Set each record down exactly, excluding all images.

* MATERIAL *
----

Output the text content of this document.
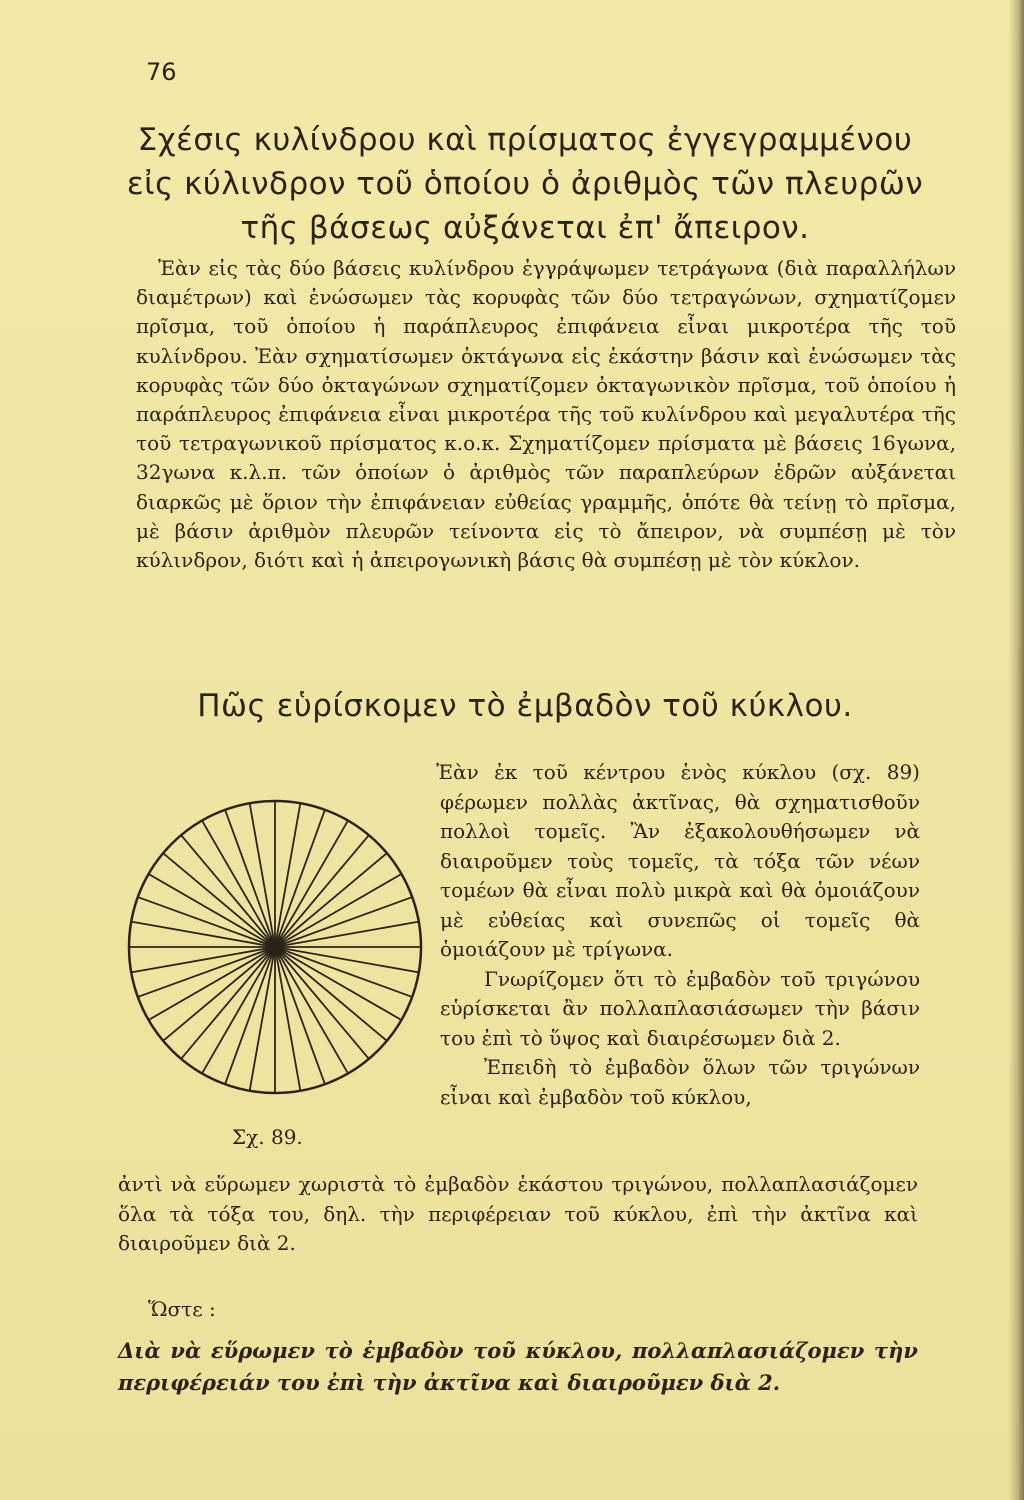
76
Σχέσις κυλίνδρου καὶ πρίσματος ἐγγεγραμμένου εἰς κύλινδρον τοῦ ὁποίου ὁ ἀριθμὸς τῶν πλευρῶν τῆς βάσεως αὐξάνεται ἐπ' ἄπειρον.
Ἐὰν εἰς τὰς δύο βάσεις κυλίνδρου ἐγγράψωμεν τετράγωνα (διὰ παραλλήλων διαμέτρων) καὶ ἑνώσωμεν τὰς κορυφὰς τῶν δύο τετραγώνων, σχηματίζομεν πρῖσμα, τοῦ ὁποίου ἡ παράπλευρος ἐπιφάνεια εἶναι μικροτέρα τῆς τοῦ κυλίνδρου. Ἐὰν σχηματίσωμεν ὀκτάγωνα εἰς ἑκάστην βάσιν καὶ ἑνώσωμεν τὰς κορυφὰς τῶν δύο ὀκταγώνων σχηματίζομεν ὀκταγωνικὸν πρῖσμα, τοῦ ὁποίου ἡ παράπλευρος ἐπιφάνεια εἶναι μικροτέρα τῆς τοῦ κυλίνδρου καὶ μεγαλυτέρα τῆς τοῦ τετραγωνικοῦ πρίσματος κ.ο.κ. Σχηματίζομεν πρίσματα μὲ βάσεις 16γωνα, 32γωνα κ.λ.π. τῶν ὁποίων ὁ ἀριθμὸς τῶν παραπλεύρων ἑδρῶν αὐξάνεται διαρκῶς μὲ ὅριον τὴν ἐπιφάνειαν εὐθείας γραμμῆς, ὁπότε θὰ τείνῃ τὸ πρῖσμα, μὲ βάσιν ἀριθμὸν πλευρῶν τείνοντα εἰς τὸ ἄπειρον, νὰ συμπέσῃ μὲ τὸν κύλινδρον, διότι καὶ ἡ ἀπειρογωνικὴ βάσις θὰ συμπέσῃ μὲ τὸν κύκλον.
Πῶς εὑρίσκομεν τὸ ἐμβαδὸν τοῦ κύκλου.
Σχ. 89.
Ἐὰν ἐκ τοῦ κέντρου ἑνὸς κύκλου (σχ. 89) φέρωμεν πολλὰς ἀκτῖνας, θὰ σχηματισθοῦν πολλοὶ τομεῖς. Ἂν ἐξακολουθήσωμεν νὰ διαιροῦμεν τοὺς τομεῖς, τὰ τόξα τῶν νέων τομέων θὰ εἶναι πολὺ μικρὰ καὶ θὰ ὁμοιάζουν μὲ εὐθείας καὶ συνεπῶς οἱ τομεῖς θὰ ὁμοιάζουν μὲ τρίγωνα.
Γνωρίζομεν ὅτι τὸ ἐμβαδὸν τοῦ τριγώνου εὑρίσκεται ἂν πολλαπλασιάσωμεν τὴν βάσιν του ἐπὶ τὸ ὕψος καὶ διαιρέσωμεν διὰ 2.
Ἐπειδὴ τὸ ἐμβαδὸν ὅλων τῶν τριγώνων εἶναι καὶ ἐμβαδὸν τοῦ κύκλου,
ἀντὶ νὰ εὕρωμεν χωριστὰ τὸ ἐμβαδὸν ἑκάστου τριγώνου, πολλαπλασιάζομεν ὅλα τὰ τόξα του, δηλ. τὴν περιφέρειαν τοῦ κύκλου, ἐπὶ τὴν ἀκτῖνα καὶ διαιροῦμεν διὰ 2.
Ὥστε :
Διὰ νὰ εὕρωμεν τὸ ἐμβαδὸν τοῦ κύκλου, πολλαπλασιάζομεν τὴν περιφέρειάν του ἐπὶ τὴν ἀκτῖνα καὶ διαιροῦμεν διὰ 2.
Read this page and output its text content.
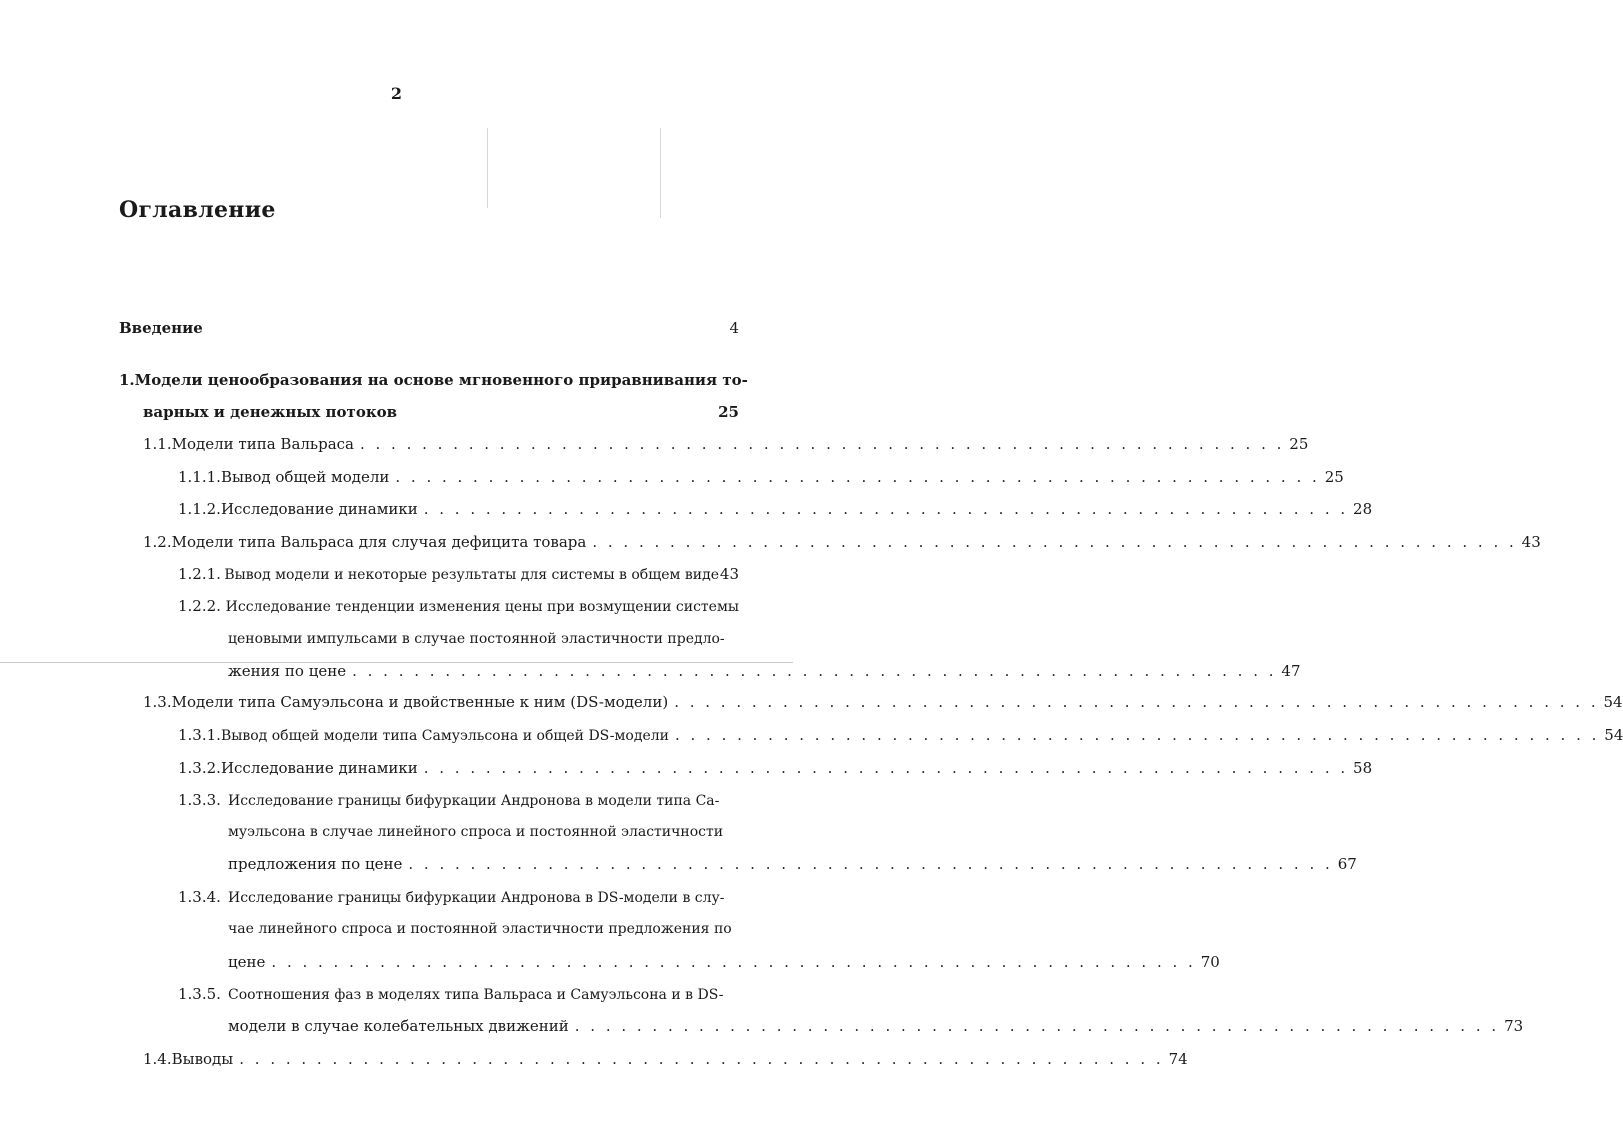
2
Оглавление
Введение	4
1. Модели ценообразования на основе мгновенного приравнивания то-
варных и денежных потоков	25
1.1. Модели типа Вальраса . . . . . . . . . . . . . . . . . . . . . . . . . . . . . . . . . . . . . . . . . . . . . . . . . . . . . . . . . . . . 25
1.1.1. Вывод общей модели . . . . . . . . . . . . . . . . . . . . . . . . . . . . . . . . . . . . . . . . . . . . . . . . . . . . . . . . . . . . 25
1.1.2. Исследование динамики . . . . . . . . . . . . . . . . . . . . . . . . . . . . . . . . . . . . . . . . . . . . . . . . . . . . . . . . . . . . 28
1.2. Модели типа Вальраса для случая дефицита товара . . . . . . . . . . . . . . . . . . . . . . . . . . . . . . . . . . . . . . . . . . . . . . . . . . . . . . . . . . . . 43
1.2.1. Вывод модели и некоторые результаты для системы в общем виде 43
1.2.2. Исследование тенденции изменения цены при возмущении системы
ценовыми импульсами в случае постоянной эластичности предло-
жения по цене . . . . . . . . . . . . . . . . . . . . . . . . . . . . . . . . . . . . . . . . . . . . . . . . . . . . . . . . . . . . 47
1.3. Модели типа Самуэльсона и двойственные к ним (DS-модели) . . . . . . . . . . . . . . . . . . . . . . . . . . . . . . . . . . . . . . . . . . . . . . . . . . . . . . . . . . . . 54
1.3.1. Вывод общей модели типа Самуэльсона и общей DS-модели . . . . . . . . . . . . . . . . . . . . . . . . . . . . . . . . . . . . . . . . . . . . . . . . . . . . . . . . . . . . 54
1.3.2. Исследование динамики . . . . . . . . . . . . . . . . . . . . . . . . . . . . . . . . . . . . . . . . . . . . . . . . . . . . . . . . . . . . 58
1.3.3. Исследование границы бифуркации Андронова в модели типа Са-
муэльсона в случае линейного спроса и постоянной эластичности
предложения по цене . . . . . . . . . . . . . . . . . . . . . . . . . . . . . . . . . . . . . . . . . . . . . . . . . . . . . . . . . . . . 67
1.3.4. Исследование границы бифуркации Андронова в DS-модели в слу-
чае линейного спроса и постоянной эластичности предложения по
цене . . . . . . . . . . . . . . . . . . . . . . . . . . . . . . . . . . . . . . . . . . . . . . . . . . . . . . . . . . . . 70
1.3.5. Соотношения фаз в моделях типа Вальраса и Самуэльсона и в DS-
модели в случае колебательных движений . . . . . . . . . . . . . . . . . . . . . . . . . . . . . . . . . . . . . . . . . . . . . . . . . . . . . . . . . . . . 73
1.4. Выводы . . . . . . . . . . . . . . . . . . . . . . . . . . . . . . . . . . . . . . . . . . . . . . . . . . . . . . . . . . . . 74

----

* EXERCISE RESULT *
Output the text content of this document.
76
Σχέσις κυλίνδρου καὶ πρίσματος ἐγγεγραμμένου εἰς κύλινδρον τοῦ ὁποίου ὁ ἀριθμὸς τῶν πλευρῶν τῆς βάσεως αὐξάνεται ἐπ' ἄπειρον.
Ἐὰν εἰς τὰς δύο βάσεις κυλίνδρου ἐγγράψωμεν τετράγωνα (διὰ παραλλήλων διαμέτρων) καὶ ἑνώσωμεν τὰς κορυφὰς τῶν δύο τετραγώνων, σχηματίζομεν πρῖσμα, τοῦ ὁποίου ἡ παράπλευρος ἐπιφάνεια εἶναι μικροτέρα τῆς τοῦ κυλίνδρου. Ἐὰν σχηματίσωμεν ὀκτάγωνα εἰς ἑκάστην βάσιν καὶ ἑνώσωμεν τὰς κορυφὰς τῶν δύο ὀκταγώνων σχηματίζομεν ὀκταγωνικὸν πρῖσμα, τοῦ ὁποίου ἡ παράπλευρος ἐπιφάνεια εἶναι μικροτέρα τῆς τοῦ κυλίνδρου καὶ μεγαλυτέρα τῆς τοῦ τετραγωνικοῦ πρίσματος κ.ο.κ. Σχηματίζομεν πρίσματα μὲ βάσεις 16γωνα, 32γωνα κ.λ.π. τῶν ὁποίων ὁ ἀριθμὸς τῶν παραπλεύρων ἑδρῶν αὐξάνεται διαρκῶς μὲ ὅριον τὴν ἐπιφάνειαν εὐθείας γραμμῆς, ὁπότε θὰ τείνῃ τὸ πρῖσμα, μὲ βάσιν ἀριθμὸν πλευρῶν τείνοντα εἰς τὸ ἄπειρον, νὰ συμπέσῃ μὲ τὸν κύλινδρον, διότι καὶ ἡ ἀπειρογωνικὴ βάσις θὰ συμπέσῃ μὲ τὸν κύκλον.
Πῶς εὑρίσκομεν τὸ ἐμβαδὸν τοῦ κύκλου.
Σχ. 89.
Ἐὰν ἐκ τοῦ κέντρου ἑνὸς κύκλου (σχ. 89) φέρωμεν πολλὰς ἀκτῖνας, θὰ σχηματισθοῦν πολλοὶ τομεῖς. Ἂν ἐξακολουθήσωμεν νὰ διαιροῦμεν τοὺς τομεῖς, τὰ τόξα τῶν νέων τομέων θὰ εἶναι πολὺ μικρὰ καὶ θὰ ὁμοιάζουν μὲ εὐθείας καὶ συνεπῶς οἱ τομεῖς θὰ ὁμοιάζουν μὲ τρίγωνα.
Γνωρίζομεν ὅτι τὸ ἐμβαδὸν τοῦ τριγώνου εὑρίσκεται ἂν πολλαπλασιάσωμεν τὴν βάσιν του ἐπὶ τὸ ὕψος καὶ διαιρέσωμεν διὰ 2.
Ἐπειδὴ τὸ ἐμβαδὸν ὅλων τῶν τριγώνων εἶναι καὶ ἐμβαδὸν τοῦ κύκλου,
ἀντὶ νὰ εὕρωμεν χωριστὰ τὸ ἐμβαδὸν ἑκάστου τριγώνου, πολλαπλασιάζομεν ὅλα τὰ τόξα του, δηλ. τὴν περιφέρειαν τοῦ κύκλου, ἐπὶ τὴν ἀκτῖνα καὶ διαιροῦμεν διὰ 2.
Ὥστε :
Διὰ νὰ εὕρωμεν τὸ ἐμβαδὸν τοῦ κύκλου, πολλαπλασιάζομεν τὴν περιφέρειάν του ἐπὶ τὴν ἀκτῖνα καὶ διαιροῦμεν διὰ 2.
Read this page and output its text content.
2
Оглавление
Введение	4
1. Модели ценообразования на основе мгновенного приравнивания то-
варных и денежных потоков	25
1.1. Модели типа Вальраса . . . . . . . . . . . . . . . . . . . . . . . . . . . . . . . . . . . . . . . . . . . . . . . . . . . . . . . . . . . . 25
1.1.1. Вывод общей модели . . . . . . . . . . . . . . . . . . . . . . . . . . . . . . . . . . . . . . . . . . . . . . . . . . . . . . . . . . . . 25
1.1.2. Исследование динамики . . . . . . . . . . . . . . . . . . . . . . . . . . . . . . . . . . . . . . . . . . . . . . . . . . . . . . . . . . . . 28
1.2. Модели типа Вальраса для случая дефицита товара . . . . . . . . . . . . . . . . . . . . . . . . . . . . . . . . . . . . . . . . . . . . . . . . . . . . . . . . . . . . 43
1.2.1. Вывод модели и некоторые результаты для системы в общем виде 43
1.2.2. Исследование тенденции изменения цены при возмущении системы
ценовыми импульсами в случае постоянной эластичности предло-
жения по цене . . . . . . . . . . . . . . . . . . . . . . . . . . . . . . . . . . . . . . . . . . . . . . . . . . . . . . . . . . . . 47
1.3. Модели типа Самуэльсона и двойственные к ним (DS-модели) . . . . . . . . . . . . . . . . . . . . . . . . . . . . . . . . . . . . . . . . . . . . . . . . . . . . . . . . . . . . 54
1.3.1. Вывод общей модели типа Самуэльсона и общей DS-модели . . . . . . . . . . . . . . . . . . . . . . . . . . . . . . . . . . . . . . . . . . . . . . . . . . . . . . . . . . . . 54
1.3.2. Исследование динамики . . . . . . . . . . . . . . . . . . . . . . . . . . . . . . . . . . . . . . . . . . . . . . . . . . . . . . . . . . . . 58
1.3.3. Исследование границы бифуркации Андронова в модели типа Са-
муэльсона в случае линейного спроса и постоянной эластичности
предложения по цене . . . . . . . . . . . . . . . . . . . . . . . . . . . . . . . . . . . . . . . . . . . . . . . . . . . . . . . . . . . . 67
1.3.4. Исследование границы бифуркации Андронова в DS-модели в слу-
чае линейного спроса и постоянной эластичности предложения по
цене . . . . . . . . . . . . . . . . . . . . . . . . . . . . . . . . . . . . . . . . . . . . . . . . . . . . . . . . . . . . 70
1.3.5. Соотношения фаз в моделях типа Вальраса и Самуэльсона и в DS-
модели в случае колебательных движений . . . . . . . . . . . . . . . . . . . . . . . . . . . . . . . . . . . . . . . . . . . . . . . . . . . . . . . . . . . . 73
1.4. Выводы . . . . . . . . . . . . . . . . . . . . . . . . . . . . . . . . . . . . . . . . . . . . . . . . . . . . . . . . . . . . 74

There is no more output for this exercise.